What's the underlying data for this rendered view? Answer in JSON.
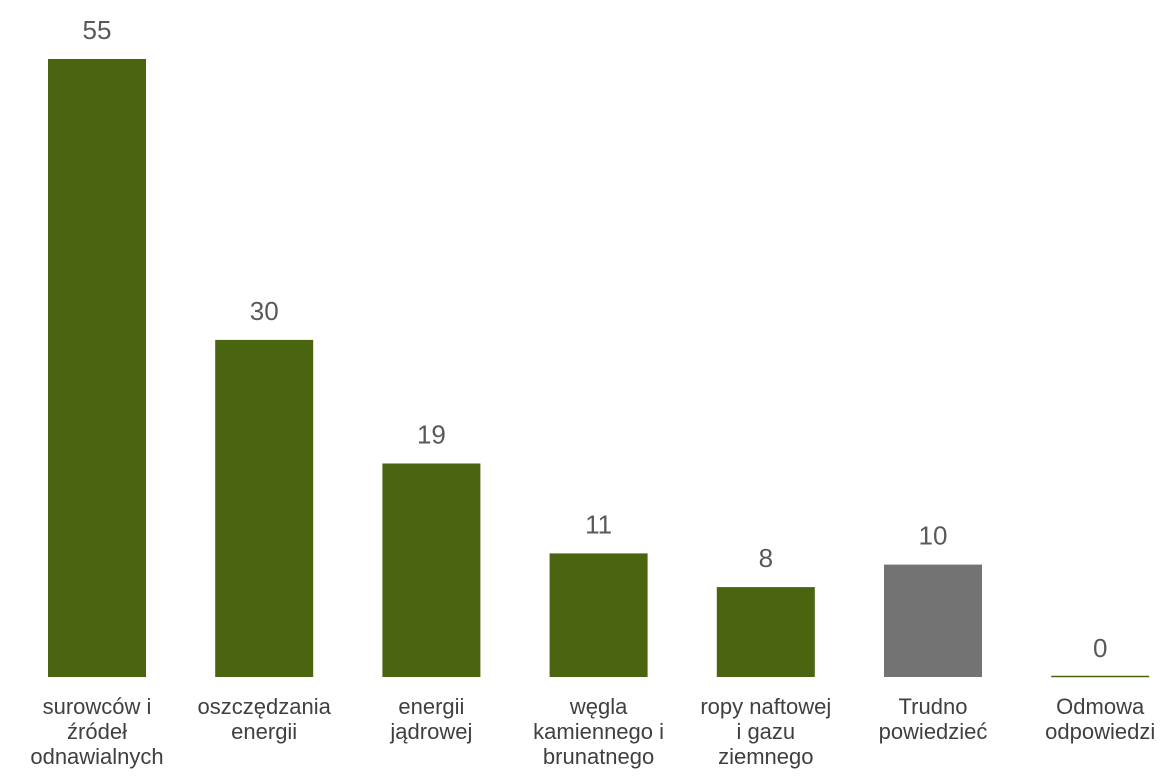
{
  "chart_data": {
    "type": "bar",
    "title": "",
    "xlabel": "",
    "ylabel": "",
    "ylim": [
      0,
      55
    ],
    "grid": false,
    "legend": "none",
    "categories": [
      "surowców i\nźródeł\nodnawialnych",
      "oszczędzania\nenergii",
      "energii\njądrowej",
      "węgla\nkamiennego i\nbrunatnego",
      "ropy naftowej\ni gazu\nziemnego",
      "Trudno\npowiedzieć",
      "Odmowa\nodpowiedzi"
    ],
    "values": [
      55,
      30,
      19,
      11,
      8,
      10,
      0
    ],
    "bar_colors": [
      "#4a6410",
      "#4a6410",
      "#4a6410",
      "#4a6410",
      "#4a6410",
      "#737373",
      "#4a6410"
    ],
    "value_label_color": "#595959",
    "category_label_color": "#404040"
  }
}
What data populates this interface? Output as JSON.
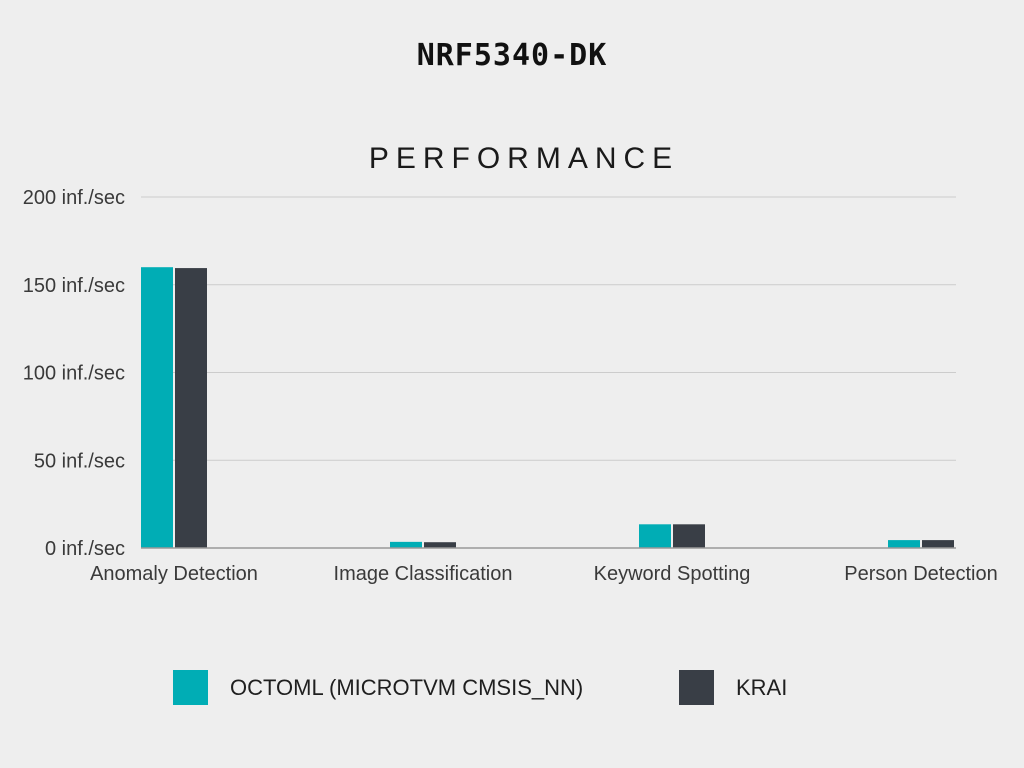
{
  "header": {
    "title": "NRF5340-DK"
  },
  "colors": {
    "octoml": "#00adb5",
    "krai": "#393e46",
    "grid": "#cccccc",
    "axis": "#999999"
  },
  "chart_data": {
    "type": "bar",
    "title": "PERFORMANCE",
    "categories": [
      "Anomaly Detection",
      "Image Classification",
      "Keyword Spotting",
      "Person Detection"
    ],
    "series": [
      {
        "name": "OCTOML (MICROTVM CMSIS_NN)",
        "values": [
          160,
          3.5,
          13.5,
          4.5
        ]
      },
      {
        "name": "KRAI",
        "values": [
          159.5,
          3.3,
          13.5,
          4.5
        ]
      }
    ],
    "ylim": [
      0,
      200
    ],
    "yticks": [
      0,
      50,
      100,
      150,
      200
    ],
    "ytick_labels": [
      "0 inf./sec",
      "50 inf./sec",
      "100 inf./sec",
      "150 inf./sec",
      "200 inf./sec"
    ],
    "grid": true,
    "legend": "bottom"
  }
}
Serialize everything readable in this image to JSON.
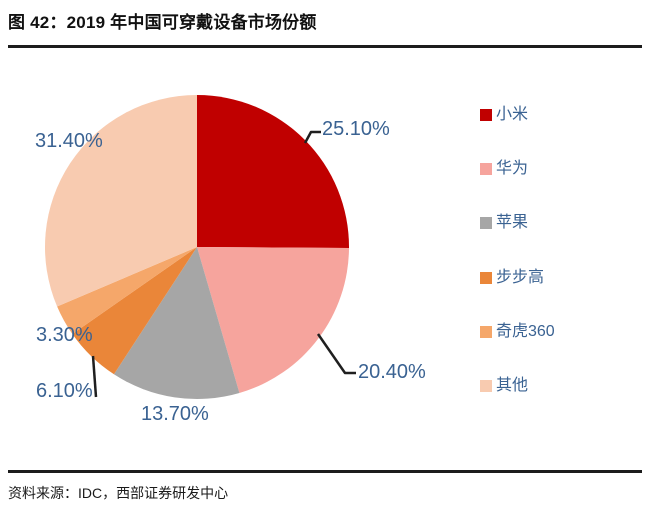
{
  "figure": {
    "title": "图 42：2019 年中国可穿戴设备市场份额",
    "source": "资料来源：IDC，西部证券研发中心"
  },
  "chart_data": {
    "type": "pie",
    "title": "2019 年中国可穿戴设备市场份额",
    "legend_position": "right",
    "start_angle_deg": 0,
    "direction": "clockwise",
    "label_color": "#3A6292",
    "series": [
      {
        "name": "小米",
        "value": 25.1,
        "label": "25.10%",
        "color": "#C00000"
      },
      {
        "name": "华为",
        "value": 20.4,
        "label": "20.40%",
        "color": "#F6A49D"
      },
      {
        "name": "苹果",
        "value": 13.7,
        "label": "13.70%",
        "color": "#A6A6A6"
      },
      {
        "name": "步步高",
        "value": 6.1,
        "label": "6.10%",
        "color": "#EA8639"
      },
      {
        "name": "奇虎360",
        "value": 3.3,
        "label": "3.30%",
        "color": "#F5A76A"
      },
      {
        "name": "其他",
        "value": 31.4,
        "label": "31.40%",
        "color": "#F8CBB0"
      }
    ]
  }
}
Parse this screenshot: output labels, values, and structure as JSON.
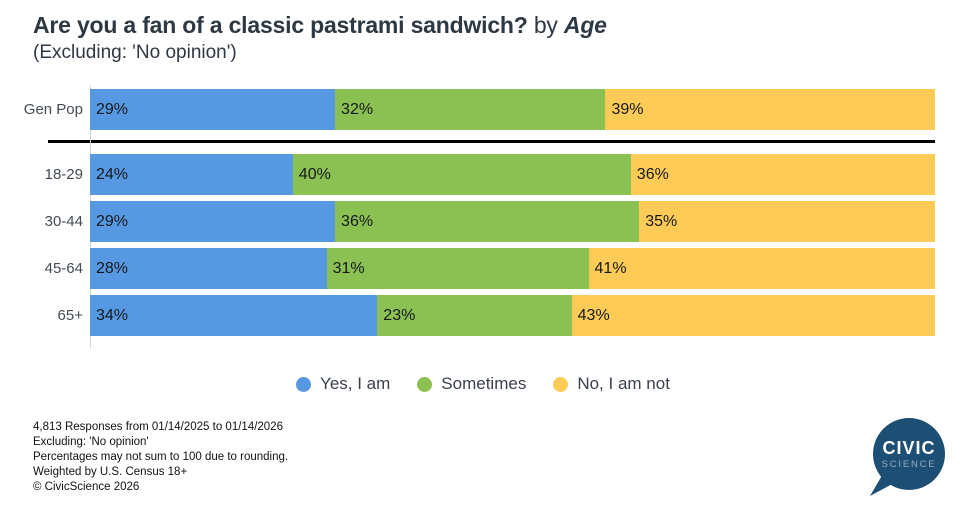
{
  "header": {
    "title_main": "Are you a fan of a classic pastrami sandwich?",
    "title_connector": " by ",
    "title_emphasis": "Age",
    "subtitle": "(Excluding: 'No opinion')"
  },
  "chart_data": {
    "type": "bar",
    "orientation": "horizontal_stacked",
    "title": "Are you a fan of a classic pastrami sandwich? by Age",
    "subtitle": "(Excluding: 'No opinion')",
    "categories": [
      "Gen Pop",
      "18-29",
      "30-44",
      "45-64",
      "65+"
    ],
    "series": [
      {
        "name": "Yes, I am",
        "color": "#5699E2",
        "values": [
          29,
          24,
          29,
          28,
          34
        ]
      },
      {
        "name": "Sometimes",
        "color": "#8BC152",
        "values": [
          32,
          40,
          36,
          31,
          23
        ]
      },
      {
        "name": "No, I am not",
        "color": "#FECC56",
        "values": [
          39,
          36,
          35,
          41,
          43
        ]
      }
    ],
    "value_suffix": "%",
    "xlim": [
      0,
      100
    ],
    "grid": false,
    "legend_position": "bottom",
    "separator_after_first_category": true
  },
  "footer": {
    "lines": [
      "4,813 Responses from 01/14/2025 to 01/14/2026",
      "Excluding: 'No opinion'",
      "Percentages may not sum to 100 due to rounding.",
      "Weighted by U.S. Census 18+",
      "© CivicScience 2026"
    ]
  },
  "logo": {
    "line1": "CIVIC",
    "line2": "SCIENCE",
    "bubble_color": "#1D4E74",
    "line1_color": "#FFFFFF",
    "line2_color": "#93ACC1"
  }
}
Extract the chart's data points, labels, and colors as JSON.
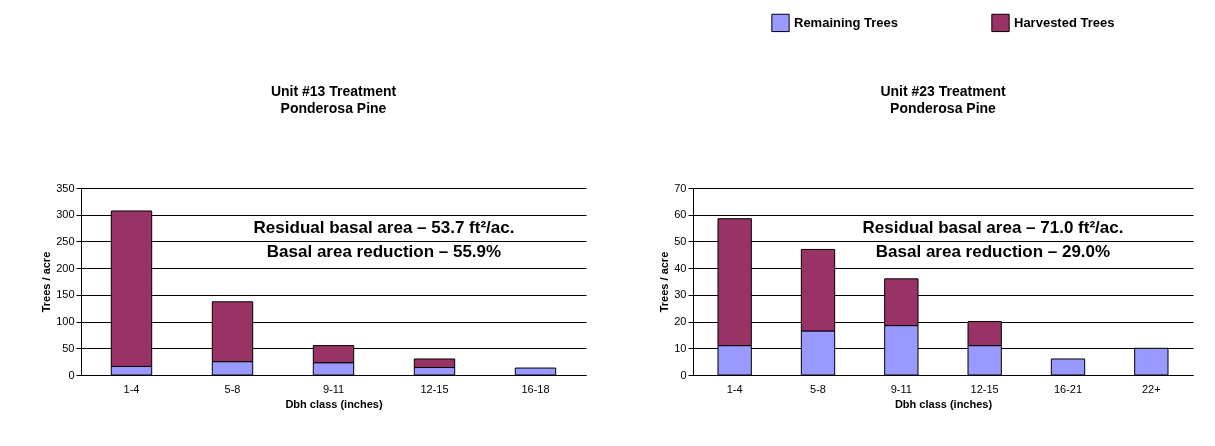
{
  "chart_data": [
    {
      "type": "bar",
      "title": "Unit #13 Treatment",
      "subtitle": "Ponderosa Pine",
      "xlabel": "Dbh class (inches)",
      "ylabel": "Trees / acre",
      "categories": [
        "1-4",
        "5-8",
        "9-11",
        "12-15",
        "16-18"
      ],
      "stacked": true,
      "series": [
        {
          "name": "Remaining Trees",
          "color": "#9999ff",
          "values": [
            16,
            25,
            23,
            14,
            13
          ]
        },
        {
          "name": "Harvested Trees",
          "color": "#993366",
          "values": [
            291,
            112,
            32,
            16,
            0
          ]
        }
      ],
      "ylim": [
        0,
        350
      ],
      "yticks": [
        0,
        50,
        100,
        150,
        200,
        250,
        300,
        350
      ],
      "grid": "y",
      "legend": "top right",
      "annotations": [
        "Residual basal area – 53.7 ft²/ac.",
        "Basal area reduction – 55.9%"
      ]
    },
    {
      "type": "bar",
      "title": "Unit #23 Treatment",
      "subtitle": "Ponderosa Pine",
      "xlabel": "Dbh class (inches)",
      "ylabel": "Trees / acre",
      "categories": [
        "1-4",
        "5-8",
        "9-11",
        "12-15",
        "16-21",
        "22+"
      ],
      "stacked": true,
      "series": [
        {
          "name": "Remaining Trees",
          "color": "#9999ff",
          "values": [
            11,
            16.5,
            18.5,
            11,
            6,
            10
          ]
        },
        {
          "name": "Harvested Trees",
          "color": "#993366",
          "values": [
            47.5,
            30.5,
            17.5,
            9,
            0,
            0
          ]
        }
      ],
      "ylim": [
        0,
        70
      ],
      "yticks": [
        0,
        10,
        20,
        30,
        40,
        50,
        60,
        70
      ],
      "grid": "y",
      "legend": "top right",
      "annotations": [
        "Residual basal area – 71.0 ft²/ac.",
        "Basal area reduction – 29.0%"
      ]
    }
  ]
}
== == ==
» **INSTRUCTIONS FOR THE TASK**
Pick out the lines that include the word "What" and write them out.

» **CORRECT ANSWER**
What's the underlying data for this rendered view? Answer in JSON.
What data populates this interface? Output as JSON.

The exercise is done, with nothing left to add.